▶ Goal of the exercise: Gather every line of the entries that includes the word "this".

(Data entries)
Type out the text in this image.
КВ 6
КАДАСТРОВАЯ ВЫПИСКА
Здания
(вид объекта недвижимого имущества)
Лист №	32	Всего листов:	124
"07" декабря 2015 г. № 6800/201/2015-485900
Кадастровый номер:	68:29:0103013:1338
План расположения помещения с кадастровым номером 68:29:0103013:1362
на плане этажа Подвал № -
* * *
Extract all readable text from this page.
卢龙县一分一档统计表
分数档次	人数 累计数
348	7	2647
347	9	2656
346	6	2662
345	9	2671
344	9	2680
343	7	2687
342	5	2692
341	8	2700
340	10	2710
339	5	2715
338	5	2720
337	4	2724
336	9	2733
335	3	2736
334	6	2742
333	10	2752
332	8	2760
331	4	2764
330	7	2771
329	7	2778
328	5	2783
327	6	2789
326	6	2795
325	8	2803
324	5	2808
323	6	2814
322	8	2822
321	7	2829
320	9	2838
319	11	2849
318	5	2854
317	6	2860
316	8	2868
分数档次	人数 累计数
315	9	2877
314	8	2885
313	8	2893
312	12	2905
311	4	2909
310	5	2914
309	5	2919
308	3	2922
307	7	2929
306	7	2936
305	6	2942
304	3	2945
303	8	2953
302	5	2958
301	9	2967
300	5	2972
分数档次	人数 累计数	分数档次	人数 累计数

▶ Written answer:
Type out the text in this image.
Extract all readable text from this page.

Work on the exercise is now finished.